Top of Provided data

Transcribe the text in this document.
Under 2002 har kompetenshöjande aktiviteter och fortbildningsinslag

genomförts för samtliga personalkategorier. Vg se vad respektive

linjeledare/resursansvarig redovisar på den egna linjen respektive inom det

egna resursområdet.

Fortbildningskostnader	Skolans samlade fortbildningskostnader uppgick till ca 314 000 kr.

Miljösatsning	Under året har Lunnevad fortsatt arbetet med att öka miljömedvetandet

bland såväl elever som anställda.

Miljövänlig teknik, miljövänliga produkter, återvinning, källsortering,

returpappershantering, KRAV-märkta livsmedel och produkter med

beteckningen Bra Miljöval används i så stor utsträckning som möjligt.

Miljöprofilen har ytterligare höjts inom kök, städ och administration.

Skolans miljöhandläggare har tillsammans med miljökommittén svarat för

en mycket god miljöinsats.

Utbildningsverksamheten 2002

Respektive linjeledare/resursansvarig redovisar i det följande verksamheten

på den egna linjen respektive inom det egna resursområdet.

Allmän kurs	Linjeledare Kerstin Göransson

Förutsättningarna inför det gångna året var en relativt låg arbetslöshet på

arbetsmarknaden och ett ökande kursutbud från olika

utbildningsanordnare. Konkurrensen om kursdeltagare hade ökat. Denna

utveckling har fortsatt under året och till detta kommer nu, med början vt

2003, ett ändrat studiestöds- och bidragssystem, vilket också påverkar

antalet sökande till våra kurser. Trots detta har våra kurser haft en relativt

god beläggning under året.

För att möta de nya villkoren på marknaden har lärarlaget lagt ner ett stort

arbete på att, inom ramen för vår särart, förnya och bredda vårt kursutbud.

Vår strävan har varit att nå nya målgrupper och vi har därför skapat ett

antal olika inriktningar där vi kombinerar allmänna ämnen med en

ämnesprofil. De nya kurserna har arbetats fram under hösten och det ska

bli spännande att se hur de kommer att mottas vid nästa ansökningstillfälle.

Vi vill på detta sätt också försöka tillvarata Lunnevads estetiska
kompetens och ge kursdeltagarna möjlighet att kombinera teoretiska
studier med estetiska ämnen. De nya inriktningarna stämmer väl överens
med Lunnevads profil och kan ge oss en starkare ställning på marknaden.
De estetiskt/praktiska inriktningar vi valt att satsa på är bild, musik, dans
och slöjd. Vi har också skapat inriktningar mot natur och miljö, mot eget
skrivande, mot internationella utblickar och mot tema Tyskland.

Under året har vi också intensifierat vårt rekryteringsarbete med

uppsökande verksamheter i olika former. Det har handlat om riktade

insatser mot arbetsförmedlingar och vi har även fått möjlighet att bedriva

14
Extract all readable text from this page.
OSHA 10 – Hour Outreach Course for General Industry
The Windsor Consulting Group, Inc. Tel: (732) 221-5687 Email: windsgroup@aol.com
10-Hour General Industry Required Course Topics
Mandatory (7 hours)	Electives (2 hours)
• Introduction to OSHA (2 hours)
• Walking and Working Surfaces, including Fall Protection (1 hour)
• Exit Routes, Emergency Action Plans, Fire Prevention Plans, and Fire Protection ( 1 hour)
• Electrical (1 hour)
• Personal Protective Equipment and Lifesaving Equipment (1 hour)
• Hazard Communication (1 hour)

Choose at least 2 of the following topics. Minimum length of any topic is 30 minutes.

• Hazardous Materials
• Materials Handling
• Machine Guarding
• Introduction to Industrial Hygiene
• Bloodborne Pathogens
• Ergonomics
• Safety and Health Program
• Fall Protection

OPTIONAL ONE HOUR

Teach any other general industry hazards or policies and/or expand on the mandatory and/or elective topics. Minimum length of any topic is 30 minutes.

Bottom of Provided data

**What is required**. The full listing must be retyped precisely, with no line left out.

**Result**.
Transcribe the text in this document.
Under 2002 har kompetenshöjande aktiviteter och fortbildningsinslag

genomförts för samtliga personalkategorier. Vg se vad respektive

linjeledare/resursansvarig redovisar på den egna linjen respektive inom det

egna resursområdet.

Fortbildningskostnader	Skolans samlade fortbildningskostnader uppgick till ca 314 000 kr.

Miljösatsning	Under året har Lunnevad fortsatt arbetet med att öka miljömedvetandet

bland såväl elever som anställda.

Miljövänlig teknik, miljövänliga produkter, återvinning, källsortering,

returpappershantering, KRAV-märkta livsmedel och produkter med

beteckningen Bra Miljöval används i så stor utsträckning som möjligt.

Miljöprofilen har ytterligare höjts inom kök, städ och administration.

Skolans miljöhandläggare har tillsammans med miljökommittén svarat för

en mycket god miljöinsats.

Utbildningsverksamheten 2002

Respektive linjeledare/resursansvarig redovisar i det följande verksamheten

på den egna linjen respektive inom det egna resursområdet.

Allmän kurs	Linjeledare Kerstin Göransson

Förutsättningarna inför det gångna året var en relativt låg arbetslöshet på

arbetsmarknaden och ett ökande kursutbud från olika

utbildningsanordnare. Konkurrensen om kursdeltagare hade ökat. Denna

utveckling har fortsatt under året och till detta kommer nu, med början vt

2003, ett ändrat studiestöds- och bidragssystem, vilket också påverkar

antalet sökande till våra kurser. Trots detta har våra kurser haft en relativt

god beläggning under året.

För att möta de nya villkoren på marknaden har lärarlaget lagt ner ett stort

arbete på att, inom ramen för vår särart, förnya och bredda vårt kursutbud.

Vår strävan har varit att nå nya målgrupper och vi har därför skapat ett

antal olika inriktningar där vi kombinerar allmänna ämnen med en

ämnesprofil. De nya kurserna har arbetats fram under hösten och det ska

bli spännande att se hur de kommer att mottas vid nästa ansökningstillfälle.

Vi vill på detta sätt också försöka tillvarata Lunnevads estetiska
kompetens och ge kursdeltagarna möjlighet att kombinera teoretiska
studier med estetiska ämnen. De nya inriktningarna stämmer väl överens
med Lunnevads profil och kan ge oss en starkare ställning på marknaden.
De estetiskt/praktiska inriktningar vi valt att satsa på är bild, musik, dans
och slöjd. Vi har också skapat inriktningar mot natur och miljö, mot eget
skrivande, mot internationella utblickar och mot tema Tyskland.

Under året har vi också intensifierat vårt rekryteringsarbete med

uppsökande verksamheter i olika former. Det har handlat om riktade

insatser mot arbetsförmedlingar och vi har även fått möjlighet att bedriva

14
Extract all readable text from this page.
OSHA 10 – Hour Outreach Course for General Industry
The Windsor Consulting Group, Inc. Tel: (732) 221-5687 Email: windsgroup@aol.com
10-Hour General Industry Required Course Topics
Mandatory (7 hours)	Electives (2 hours)
• Introduction to OSHA (2 hours)
• Walking and Working Surfaces, including Fall Protection (1 hour)
• Exit Routes, Emergency Action Plans, Fire Prevention Plans, and Fire Protection ( 1 hour)
• Electrical (1 hour)
• Personal Protective Equipment and Lifesaving Equipment (1 hour)
• Hazard Communication (1 hour)

Choose at least 2 of the following topics. Minimum length of any topic is 30 minutes.

• Hazardous Materials
• Materials Handling
• Machine Guarding
• Introduction to Industrial Hygiene
• Bloodborne Pathogens
• Ergonomics
• Safety and Health Program
• Fall Protection

OPTIONAL ONE HOUR

Teach any other general industry hazards or policies and/or expand on the mandatory and/or elective topics. Minimum length of any topic is 30 minutes.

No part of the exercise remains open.